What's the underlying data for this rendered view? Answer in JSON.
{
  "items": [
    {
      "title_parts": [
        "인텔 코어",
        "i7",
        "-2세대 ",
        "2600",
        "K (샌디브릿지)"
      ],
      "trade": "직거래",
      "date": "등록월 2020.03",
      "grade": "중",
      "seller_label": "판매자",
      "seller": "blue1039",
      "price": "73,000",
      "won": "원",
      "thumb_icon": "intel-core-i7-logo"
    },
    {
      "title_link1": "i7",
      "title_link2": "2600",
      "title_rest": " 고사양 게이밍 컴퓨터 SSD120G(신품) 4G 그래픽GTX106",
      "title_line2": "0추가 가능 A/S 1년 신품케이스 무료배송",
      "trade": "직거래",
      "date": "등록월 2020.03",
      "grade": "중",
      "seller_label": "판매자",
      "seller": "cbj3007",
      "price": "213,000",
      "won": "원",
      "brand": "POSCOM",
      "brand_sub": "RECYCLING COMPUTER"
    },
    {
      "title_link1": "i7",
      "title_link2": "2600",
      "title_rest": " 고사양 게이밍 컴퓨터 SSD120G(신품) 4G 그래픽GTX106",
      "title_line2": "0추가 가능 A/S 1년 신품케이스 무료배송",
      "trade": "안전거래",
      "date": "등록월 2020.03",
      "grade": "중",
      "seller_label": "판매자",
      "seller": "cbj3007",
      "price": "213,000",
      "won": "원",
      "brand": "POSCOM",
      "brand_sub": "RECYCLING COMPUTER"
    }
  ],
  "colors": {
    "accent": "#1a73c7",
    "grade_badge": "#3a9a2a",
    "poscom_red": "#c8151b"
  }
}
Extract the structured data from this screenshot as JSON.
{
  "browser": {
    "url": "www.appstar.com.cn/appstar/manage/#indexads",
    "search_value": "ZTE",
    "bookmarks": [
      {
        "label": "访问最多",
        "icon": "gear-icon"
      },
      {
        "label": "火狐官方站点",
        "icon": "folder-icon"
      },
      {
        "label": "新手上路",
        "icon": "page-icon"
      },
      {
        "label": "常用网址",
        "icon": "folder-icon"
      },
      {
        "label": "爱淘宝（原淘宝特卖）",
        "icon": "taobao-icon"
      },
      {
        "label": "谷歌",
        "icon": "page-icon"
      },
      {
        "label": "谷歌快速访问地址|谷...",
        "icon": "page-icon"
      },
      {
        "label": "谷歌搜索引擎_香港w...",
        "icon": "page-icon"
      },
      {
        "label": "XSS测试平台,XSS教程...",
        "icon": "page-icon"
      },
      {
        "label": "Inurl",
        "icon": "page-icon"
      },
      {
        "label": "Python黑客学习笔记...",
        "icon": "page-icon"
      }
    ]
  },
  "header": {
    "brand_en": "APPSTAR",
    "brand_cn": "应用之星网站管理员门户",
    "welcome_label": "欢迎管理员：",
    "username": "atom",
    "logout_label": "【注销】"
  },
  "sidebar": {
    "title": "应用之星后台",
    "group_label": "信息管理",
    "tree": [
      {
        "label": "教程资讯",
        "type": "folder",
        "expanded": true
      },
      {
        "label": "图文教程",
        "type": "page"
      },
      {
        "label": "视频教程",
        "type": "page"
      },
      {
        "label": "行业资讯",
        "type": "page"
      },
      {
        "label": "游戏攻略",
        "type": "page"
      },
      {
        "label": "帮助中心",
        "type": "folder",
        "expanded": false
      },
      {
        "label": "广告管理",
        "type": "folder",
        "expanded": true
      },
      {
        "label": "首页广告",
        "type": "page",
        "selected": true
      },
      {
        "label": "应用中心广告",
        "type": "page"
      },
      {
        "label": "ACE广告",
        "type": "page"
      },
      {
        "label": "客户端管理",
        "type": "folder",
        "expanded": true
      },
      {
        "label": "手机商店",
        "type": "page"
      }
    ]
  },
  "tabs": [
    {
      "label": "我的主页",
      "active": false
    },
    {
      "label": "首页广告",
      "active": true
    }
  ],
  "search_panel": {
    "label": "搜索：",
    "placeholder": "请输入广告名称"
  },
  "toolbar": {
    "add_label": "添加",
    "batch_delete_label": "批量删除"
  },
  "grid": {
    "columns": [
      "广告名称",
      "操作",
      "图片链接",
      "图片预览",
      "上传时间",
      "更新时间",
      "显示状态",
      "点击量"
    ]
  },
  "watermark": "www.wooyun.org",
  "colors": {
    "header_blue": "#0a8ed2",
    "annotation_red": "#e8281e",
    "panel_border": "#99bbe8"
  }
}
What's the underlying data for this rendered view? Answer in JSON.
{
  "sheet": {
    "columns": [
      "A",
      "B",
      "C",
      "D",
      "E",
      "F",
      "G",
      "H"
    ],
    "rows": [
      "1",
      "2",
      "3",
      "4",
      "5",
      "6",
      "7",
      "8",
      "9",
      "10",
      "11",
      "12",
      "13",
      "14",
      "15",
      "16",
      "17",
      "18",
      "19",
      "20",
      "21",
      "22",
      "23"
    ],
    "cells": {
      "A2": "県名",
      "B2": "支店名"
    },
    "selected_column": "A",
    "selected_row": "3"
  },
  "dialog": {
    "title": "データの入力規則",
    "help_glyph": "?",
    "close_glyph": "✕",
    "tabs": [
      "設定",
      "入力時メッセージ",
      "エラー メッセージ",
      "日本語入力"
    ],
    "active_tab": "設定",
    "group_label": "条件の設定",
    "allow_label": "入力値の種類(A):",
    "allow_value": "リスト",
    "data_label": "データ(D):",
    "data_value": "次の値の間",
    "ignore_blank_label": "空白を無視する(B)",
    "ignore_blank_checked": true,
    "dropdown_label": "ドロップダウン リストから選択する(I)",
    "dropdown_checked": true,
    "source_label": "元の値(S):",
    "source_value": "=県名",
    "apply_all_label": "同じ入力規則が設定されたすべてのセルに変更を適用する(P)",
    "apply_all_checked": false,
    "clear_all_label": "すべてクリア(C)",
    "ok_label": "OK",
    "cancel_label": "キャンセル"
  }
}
+===+
**TASK OBJECTIVE**: From the listing above, extract all records word for word.

**EXERCISE RESPONSE**:
What's the underlying data for this rendered view? Answer in JSON.
{
  "items": [
    {
      "title_parts": [
        "인텔 코어",
        "i7",
        "-2세대 ",
        "2600",
        "K (샌디브릿지)"
      ],
      "trade": "직거래",
      "date": "등록월 2020.03",
      "grade": "중",
      "seller_label": "판매자",
      "seller": "blue1039",
      "price": "73,000",
      "won": "원",
      "thumb_icon": "intel-core-i7-logo"
    },
    {
      "title_link1": "i7",
      "title_link2": "2600",
      "title_rest": " 고사양 게이밍 컴퓨터 SSD120G(신품) 4G 그래픽GTX106",
      "title_line2": "0추가 가능 A/S 1년 신품케이스 무료배송",
      "trade": "직거래",
      "date": "등록월 2020.03",
      "grade": "중",
      "seller_label": "판매자",
      "seller": "cbj3007",
      "price": "213,000",
      "won": "원",
      "brand": "POSCOM",
      "brand_sub": "RECYCLING COMPUTER"
    },
    {
      "title_link1": "i7",
      "title_link2": "2600",
      "title_rest": " 고사양 게이밍 컴퓨터 SSD120G(신품) 4G 그래픽GTX106",
      "title_line2": "0추가 가능 A/S 1년 신품케이스 무료배송",
      "trade": "안전거래",
      "date": "등록월 2020.03",
      "grade": "중",
      "seller_label": "판매자",
      "seller": "cbj3007",
      "price": "213,000",
      "won": "원",
      "brand": "POSCOM",
      "brand_sub": "RECYCLING COMPUTER"
    }
  ],
  "colors": {
    "accent": "#1a73c7",
    "grade_badge": "#3a9a2a",
    "poscom_red": "#c8151b"
  }
}
Extract the structured data from this screenshot as JSON.
{
  "browser": {
    "url": "www.appstar.com.cn/appstar/manage/#indexads",
    "search_value": "ZTE",
    "bookmarks": [
      {
        "label": "访问最多",
        "icon": "gear-icon"
      },
      {
        "label": "火狐官方站点",
        "icon": "folder-icon"
      },
      {
        "label": "新手上路",
        "icon": "page-icon"
      },
      {
        "label": "常用网址",
        "icon": "folder-icon"
      },
      {
        "label": "爱淘宝（原淘宝特卖）",
        "icon": "taobao-icon"
      },
      {
        "label": "谷歌",
        "icon": "page-icon"
      },
      {
        "label": "谷歌快速访问地址|谷...",
        "icon": "page-icon"
      },
      {
        "label": "谷歌搜索引擎_香港w...",
        "icon": "page-icon"
      },
      {
        "label": "XSS测试平台,XSS教程...",
        "icon": "page-icon"
      },
      {
        "label": "Inurl",
        "icon": "page-icon"
      },
      {
        "label": "Python黑客学习笔记...",
        "icon": "page-icon"
      }
    ]
  },
  "header": {
    "brand_en": "APPSTAR",
    "brand_cn": "应用之星网站管理员门户",
    "welcome_label": "欢迎管理员：",
    "username": "atom",
    "logout_label": "【注销】"
  },
  "sidebar": {
    "title": "应用之星后台",
    "group_label": "信息管理",
    "tree": [
      {
        "label": "教程资讯",
        "type": "folder",
        "expanded": true
      },
      {
        "label": "图文教程",
        "type": "page"
      },
      {
        "label": "视频教程",
        "type": "page"
      },
      {
        "label": "行业资讯",
        "type": "page"
      },
      {
        "label": "游戏攻略",
        "type": "page"
      },
      {
        "label": "帮助中心",
        "type": "folder",
        "expanded": false
      },
      {
        "label": "广告管理",
        "type": "folder",
        "expanded": true
      },
      {
        "label": "首页广告",
        "type": "page",
        "selected": true
      },
      {
        "label": "应用中心广告",
        "type": "page"
      },
      {
        "label": "ACE广告",
        "type": "page"
      },
      {
        "label": "客户端管理",
        "type": "folder",
        "expanded": true
      },
      {
        "label": "手机商店",
        "type": "page"
      }
    ]
  },
  "tabs": [
    {
      "label": "我的主页",
      "active": false
    },
    {
      "label": "首页广告",
      "active": true
    }
  ],
  "search_panel": {
    "label": "搜索：",
    "placeholder": "请输入广告名称"
  },
  "toolbar": {
    "add_label": "添加",
    "batch_delete_label": "批量删除"
  },
  "grid": {
    "columns": [
      "广告名称",
      "操作",
      "图片链接",
      "图片预览",
      "上传时间",
      "更新时间",
      "显示状态",
      "点击量"
    ]
  },
  "watermark": "www.wooyun.org",
  "colors": {
    "header_blue": "#0a8ed2",
    "annotation_red": "#e8281e",
    "panel_border": "#99bbe8"
  }
}
What's the underlying data for this rendered view? Answer in JSON.
{
  "sheet": {
    "columns": [
      "A",
      "B",
      "C",
      "D",
      "E",
      "F",
      "G",
      "H"
    ],
    "rows": [
      "1",
      "2",
      "3",
      "4",
      "5",
      "6",
      "7",
      "8",
      "9",
      "10",
      "11",
      "12",
      "13",
      "14",
      "15",
      "16",
      "17",
      "18",
      "19",
      "20",
      "21",
      "22",
      "23"
    ],
    "cells": {
      "A2": "県名",
      "B2": "支店名"
    },
    "selected_column": "A",
    "selected_row": "3"
  },
  "dialog": {
    "title": "データの入力規則",
    "help_glyph": "?",
    "close_glyph": "✕",
    "tabs": [
      "設定",
      "入力時メッセージ",
      "エラー メッセージ",
      "日本語入力"
    ],
    "active_tab": "設定",
    "group_label": "条件の設定",
    "allow_label": "入力値の種類(A):",
    "allow_value": "リスト",
    "data_label": "データ(D):",
    "data_value": "次の値の間",
    "ignore_blank_label": "空白を無視する(B)",
    "ignore_blank_checked": true,
    "dropdown_label": "ドロップダウン リストから選択する(I)",
    "dropdown_checked": true,
    "source_label": "元の値(S):",
    "source_value": "=県名",
    "apply_all_label": "同じ入力規則が設定されたすべてのセルに変更を適用する(P)",
    "apply_all_checked": false,
    "clear_all_label": "すべてクリア(C)",
    "ok_label": "OK",
    "cancel_label": "キャンセル"
  }
}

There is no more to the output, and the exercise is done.